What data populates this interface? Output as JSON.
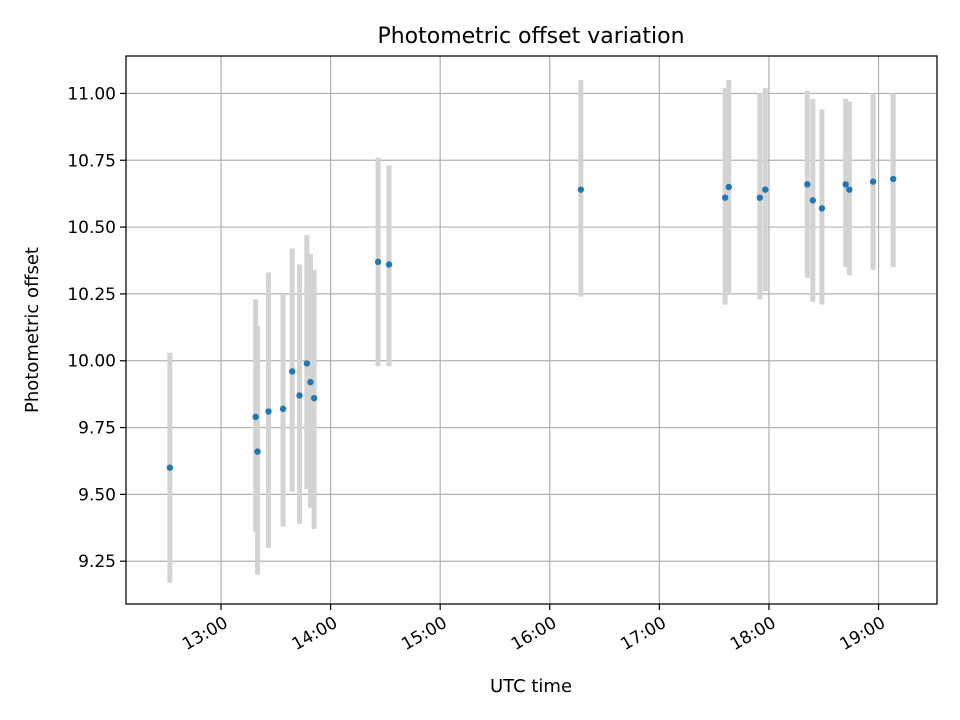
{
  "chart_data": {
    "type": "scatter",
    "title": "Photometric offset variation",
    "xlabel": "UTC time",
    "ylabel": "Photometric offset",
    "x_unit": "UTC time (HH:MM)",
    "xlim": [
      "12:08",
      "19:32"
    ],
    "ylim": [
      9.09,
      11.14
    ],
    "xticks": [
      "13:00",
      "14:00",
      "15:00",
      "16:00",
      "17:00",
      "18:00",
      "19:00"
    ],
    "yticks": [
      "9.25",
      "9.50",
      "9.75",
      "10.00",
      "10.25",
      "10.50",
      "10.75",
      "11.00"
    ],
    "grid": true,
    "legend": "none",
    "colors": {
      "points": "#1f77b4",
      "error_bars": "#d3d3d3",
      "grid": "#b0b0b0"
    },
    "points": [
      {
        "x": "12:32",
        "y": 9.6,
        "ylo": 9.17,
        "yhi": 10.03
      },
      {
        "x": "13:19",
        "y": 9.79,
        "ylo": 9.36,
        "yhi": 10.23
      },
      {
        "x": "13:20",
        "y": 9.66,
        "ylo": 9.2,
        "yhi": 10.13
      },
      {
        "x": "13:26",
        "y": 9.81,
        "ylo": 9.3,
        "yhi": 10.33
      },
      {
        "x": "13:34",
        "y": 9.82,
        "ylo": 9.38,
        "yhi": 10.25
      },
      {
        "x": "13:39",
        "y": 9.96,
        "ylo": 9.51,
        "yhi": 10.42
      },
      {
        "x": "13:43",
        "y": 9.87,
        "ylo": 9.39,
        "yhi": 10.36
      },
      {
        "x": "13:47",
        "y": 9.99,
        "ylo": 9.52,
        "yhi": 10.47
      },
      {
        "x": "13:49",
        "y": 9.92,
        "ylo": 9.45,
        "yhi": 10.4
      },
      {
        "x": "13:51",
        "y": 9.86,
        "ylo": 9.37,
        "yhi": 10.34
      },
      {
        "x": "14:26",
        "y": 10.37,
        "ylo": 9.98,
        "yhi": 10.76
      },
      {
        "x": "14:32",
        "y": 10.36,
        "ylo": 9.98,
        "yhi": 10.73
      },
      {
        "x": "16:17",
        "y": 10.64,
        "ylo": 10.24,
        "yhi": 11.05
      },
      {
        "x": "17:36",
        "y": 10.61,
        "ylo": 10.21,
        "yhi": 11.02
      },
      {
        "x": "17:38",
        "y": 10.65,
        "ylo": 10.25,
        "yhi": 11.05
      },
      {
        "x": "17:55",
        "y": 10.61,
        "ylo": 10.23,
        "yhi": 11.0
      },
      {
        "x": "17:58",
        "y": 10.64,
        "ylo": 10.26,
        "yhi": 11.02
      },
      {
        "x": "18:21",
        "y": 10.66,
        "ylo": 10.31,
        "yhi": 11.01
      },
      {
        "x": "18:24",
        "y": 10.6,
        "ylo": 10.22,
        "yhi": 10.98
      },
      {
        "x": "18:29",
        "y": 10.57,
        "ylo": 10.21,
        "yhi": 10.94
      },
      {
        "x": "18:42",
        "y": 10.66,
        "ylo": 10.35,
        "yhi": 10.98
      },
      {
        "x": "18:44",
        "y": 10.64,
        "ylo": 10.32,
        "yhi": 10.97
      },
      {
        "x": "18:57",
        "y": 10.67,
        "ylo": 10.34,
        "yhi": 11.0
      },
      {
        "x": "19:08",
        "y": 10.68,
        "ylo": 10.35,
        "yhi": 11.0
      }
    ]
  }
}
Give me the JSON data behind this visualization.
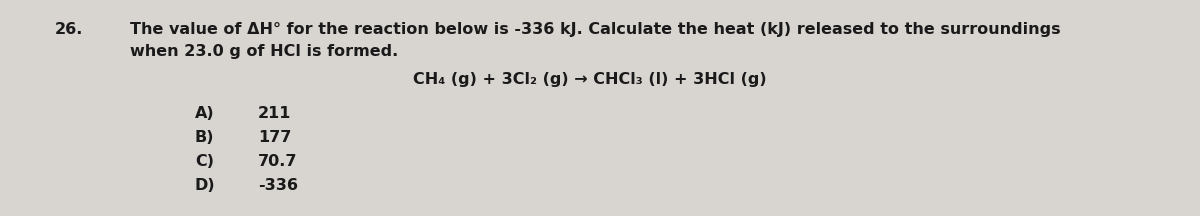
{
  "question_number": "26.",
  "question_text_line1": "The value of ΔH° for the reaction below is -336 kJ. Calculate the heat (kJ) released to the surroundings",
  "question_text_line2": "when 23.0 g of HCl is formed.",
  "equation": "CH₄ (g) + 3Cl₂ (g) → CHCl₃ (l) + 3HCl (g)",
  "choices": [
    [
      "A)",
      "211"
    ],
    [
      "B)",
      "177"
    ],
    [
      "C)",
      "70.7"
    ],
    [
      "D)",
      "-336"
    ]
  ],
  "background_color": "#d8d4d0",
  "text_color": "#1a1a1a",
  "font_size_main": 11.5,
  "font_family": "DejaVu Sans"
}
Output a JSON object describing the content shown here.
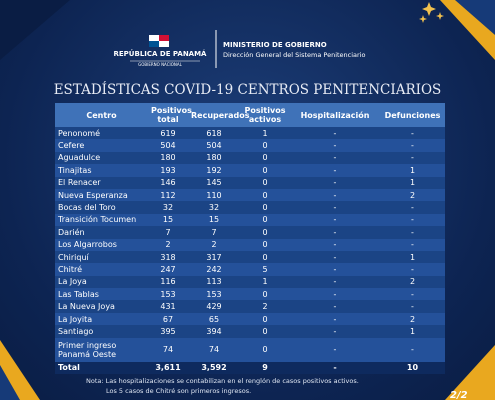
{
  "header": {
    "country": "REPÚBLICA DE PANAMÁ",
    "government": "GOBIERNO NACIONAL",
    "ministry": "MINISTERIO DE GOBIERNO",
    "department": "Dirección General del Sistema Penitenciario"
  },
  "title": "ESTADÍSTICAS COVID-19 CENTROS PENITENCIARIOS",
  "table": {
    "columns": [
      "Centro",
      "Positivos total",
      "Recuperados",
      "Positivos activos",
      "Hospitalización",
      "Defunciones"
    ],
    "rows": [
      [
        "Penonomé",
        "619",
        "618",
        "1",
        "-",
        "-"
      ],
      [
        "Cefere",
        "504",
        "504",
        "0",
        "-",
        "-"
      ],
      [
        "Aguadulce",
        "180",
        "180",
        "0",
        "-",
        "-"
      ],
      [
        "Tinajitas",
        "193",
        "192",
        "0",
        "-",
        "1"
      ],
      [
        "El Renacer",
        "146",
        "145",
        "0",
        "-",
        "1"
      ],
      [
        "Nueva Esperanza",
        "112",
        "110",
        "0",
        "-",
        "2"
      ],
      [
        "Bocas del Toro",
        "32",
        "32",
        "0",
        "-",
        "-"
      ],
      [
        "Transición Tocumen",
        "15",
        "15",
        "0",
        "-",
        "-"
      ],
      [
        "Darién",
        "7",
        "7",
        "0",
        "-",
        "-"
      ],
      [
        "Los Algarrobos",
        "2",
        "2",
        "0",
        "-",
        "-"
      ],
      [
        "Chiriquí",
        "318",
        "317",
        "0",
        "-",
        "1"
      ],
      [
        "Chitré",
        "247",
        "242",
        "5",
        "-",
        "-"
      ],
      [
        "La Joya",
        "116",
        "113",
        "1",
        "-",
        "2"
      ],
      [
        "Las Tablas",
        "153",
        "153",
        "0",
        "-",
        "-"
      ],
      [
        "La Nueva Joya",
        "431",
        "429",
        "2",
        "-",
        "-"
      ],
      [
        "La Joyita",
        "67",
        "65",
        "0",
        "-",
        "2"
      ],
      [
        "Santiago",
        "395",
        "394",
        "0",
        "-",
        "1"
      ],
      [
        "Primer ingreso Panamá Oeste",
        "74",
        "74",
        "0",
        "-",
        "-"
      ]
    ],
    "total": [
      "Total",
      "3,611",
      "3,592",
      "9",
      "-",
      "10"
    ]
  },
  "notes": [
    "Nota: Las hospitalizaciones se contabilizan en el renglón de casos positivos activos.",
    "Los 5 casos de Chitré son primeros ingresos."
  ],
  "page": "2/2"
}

****************************************

GIVEN PROBLEM:
Search the records above for the string "GOBIERNO". Copy every line that contains it.

RESULT OF THIS TASK:
    "government": "GOBIERNO NACIONAL",
    "ministry": "MINISTERIO DE GOBIERNO",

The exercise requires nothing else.